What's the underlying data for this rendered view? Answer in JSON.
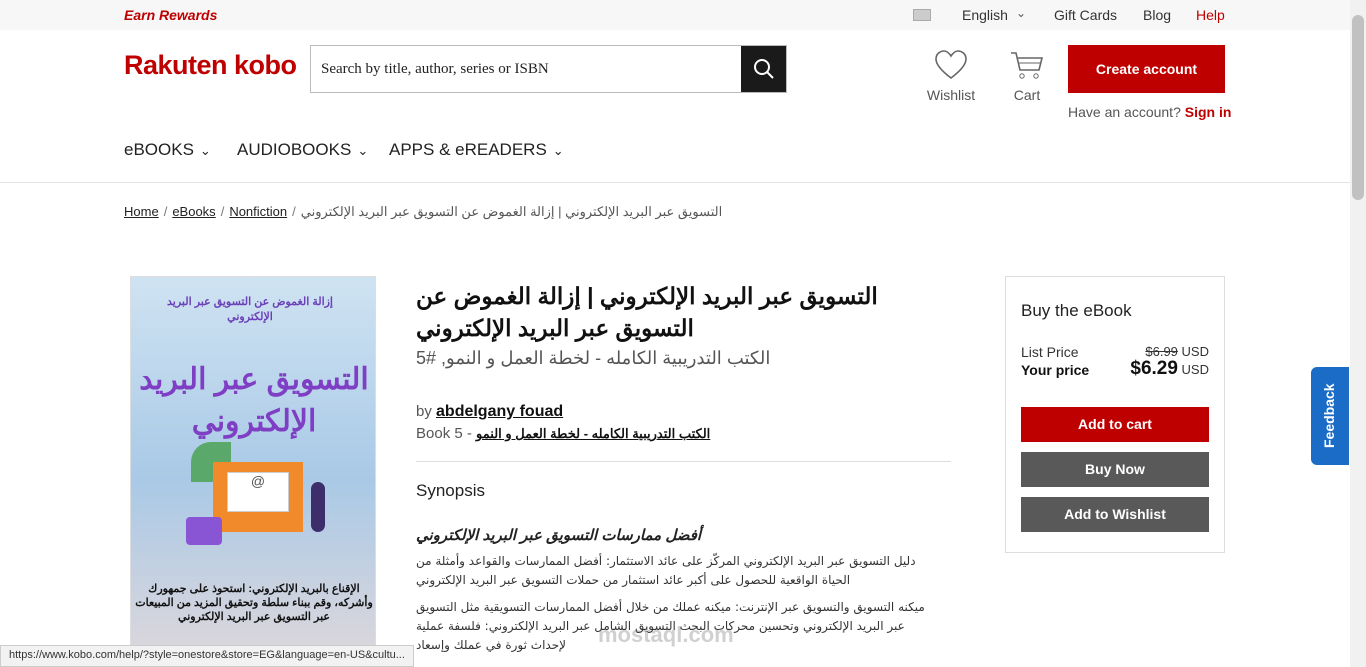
{
  "topbar": {
    "rewards": "Earn Rewards",
    "language": "English",
    "gift_cards": "Gift Cards",
    "blog": "Blog",
    "help": "Help"
  },
  "header": {
    "logo": "Rakuten kobo",
    "search_placeholder": "Search by title, author, series or ISBN",
    "wishlist": "Wishlist",
    "cart": "Cart",
    "create_account": "Create account",
    "have_account": "Have an account?",
    "sign_in": "Sign in"
  },
  "nav": {
    "items": [
      {
        "label": "eBOOKS"
      },
      {
        "label": "AUDIOBOOKS"
      },
      {
        "label": "APPS & eREADERS"
      }
    ]
  },
  "breadcrumb": {
    "home": "Home",
    "ebooks": "eBooks",
    "nonfiction": "Nonfiction",
    "current": "التسويق عبر البريد الإلكتروني | إزالة الغموض عن التسويق عبر البريد الإلكتروني"
  },
  "cover": {
    "top_text": "إزالة الغموض عن التسويق عبر البريد الإلكتروني",
    "main_text": "التسويق عبر البريد الإلكتروني",
    "bottom_text": "الإقناع بالبريد الإلكتروني: استحوذ على جمهورك وأشركه، وقم ببناء سلطة وتحقيق المزيد من المبيعات عبر التسويق عبر البريد الإلكتروني"
  },
  "book": {
    "title": "التسويق عبر البريد الإلكتروني | إزالة الغموض عن التسويق عبر البريد الإلكتروني",
    "series_line": "الكتب التدريبية الكامله - لخطة العمل و النمو, #5",
    "by": "by",
    "author": "abdelgany fouad",
    "book_no": "Book 5 -",
    "series_link": "الكتب التدريبية الكامله - لخطة العمل و النمو"
  },
  "synopsis": {
    "heading": "Synopsis",
    "subheading": "أفضل ممارسات التسويق عبر البريد الإلكتروني",
    "para1": "دليل التسويق عبر البريد الإلكتروني المركّز على عائد الاستثمار: أفضل الممارسات والقواعد وأمثلة من الحياة الواقعية للحصول على أكبر عائد استثمار من حملات التسويق عبر البريد الإلكتروني",
    "para2": "ميكنه التسويق والتسويق عبر الإنترنت: ميكنه عملك من خلال أفضل الممارسات التسويقية مثل التسويق عبر البريد الإلكتروني وتحسين محركات البحث التسويق الشامل عبر البريد الإلكتروني: فلسفة عملية لإحداث ثورة في عملك وإسعاد"
  },
  "buybox": {
    "heading": "Buy the eBook",
    "list_price_label": "List Price",
    "list_price": "$6.99",
    "currency": "USD",
    "your_price_label": "Your price",
    "your_price": "$6.29",
    "add_to_cart": "Add to cart",
    "buy_now": "Buy Now",
    "add_to_wishlist": "Add to Wishlist"
  },
  "feedback": "Feedback",
  "statusbar": "https://www.kobo.com/help/?style=onestore&store=EG&language=en-US&cultu...",
  "watermark": "mostaql.com"
}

********

Without the pictures, write out all of the material exactly.

## Task result
What's the underlying data for this rendered view? Answer in JSON.
{
  "topbar": {
    "rewards": "Earn Rewards",
    "language": "English",
    "gift_cards": "Gift Cards",
    "blog": "Blog",
    "help": "Help"
  },
  "header": {
    "logo": "Rakuten kobo",
    "search_placeholder": "Search by title, author, series or ISBN",
    "wishlist": "Wishlist",
    "cart": "Cart",
    "create_account": "Create account",
    "have_account": "Have an account?",
    "sign_in": "Sign in"
  },
  "nav": {
    "items": [
      {
        "label": "eBOOKS"
      },
      {
        "label": "AUDIOBOOKS"
      },
      {
        "label": "APPS & eREADERS"
      }
    ]
  },
  "breadcrumb": {
    "home": "Home",
    "ebooks": "eBooks",
    "nonfiction": "Nonfiction",
    "current": "التسويق عبر البريد الإلكتروني | إزالة الغموض عن التسويق عبر البريد الإلكتروني"
  },
  "cover": {
    "top_text": "إزالة الغموض عن التسويق عبر البريد الإلكتروني",
    "main_text": "التسويق عبر البريد الإلكتروني",
    "bottom_text": "الإقناع بالبريد الإلكتروني: استحوذ على جمهورك وأشركه، وقم ببناء سلطة وتحقيق المزيد من المبيعات عبر التسويق عبر البريد الإلكتروني"
  },
  "book": {
    "title": "التسويق عبر البريد الإلكتروني | إزالة الغموض عن التسويق عبر البريد الإلكتروني",
    "series_line": "الكتب التدريبية الكامله - لخطة العمل و النمو, #5",
    "by": "by",
    "author": "abdelgany fouad",
    "book_no": "Book 5 -",
    "series_link": "الكتب التدريبية الكامله - لخطة العمل و النمو"
  },
  "synopsis": {
    "heading": "Synopsis",
    "subheading": "أفضل ممارسات التسويق عبر البريد الإلكتروني",
    "para1": "دليل التسويق عبر البريد الإلكتروني المركّز على عائد الاستثمار: أفضل الممارسات والقواعد وأمثلة من الحياة الواقعية للحصول على أكبر عائد استثمار من حملات التسويق عبر البريد الإلكتروني",
    "para2": "ميكنه التسويق والتسويق عبر الإنترنت: ميكنه عملك من خلال أفضل الممارسات التسويقية مثل التسويق عبر البريد الإلكتروني وتحسين محركات البحث التسويق الشامل عبر البريد الإلكتروني: فلسفة عملية لإحداث ثورة في عملك وإسعاد"
  },
  "buybox": {
    "heading": "Buy the eBook",
    "list_price_label": "List Price",
    "list_price": "$6.99",
    "currency": "USD",
    "your_price_label": "Your price",
    "your_price": "$6.29",
    "add_to_cart": "Add to cart",
    "buy_now": "Buy Now",
    "add_to_wishlist": "Add to Wishlist"
  },
  "feedback": "Feedback",
  "statusbar": "https://www.kobo.com/help/?style=onestore&store=EG&language=en-US&cultu...",
  "watermark": "mostaql.com"
}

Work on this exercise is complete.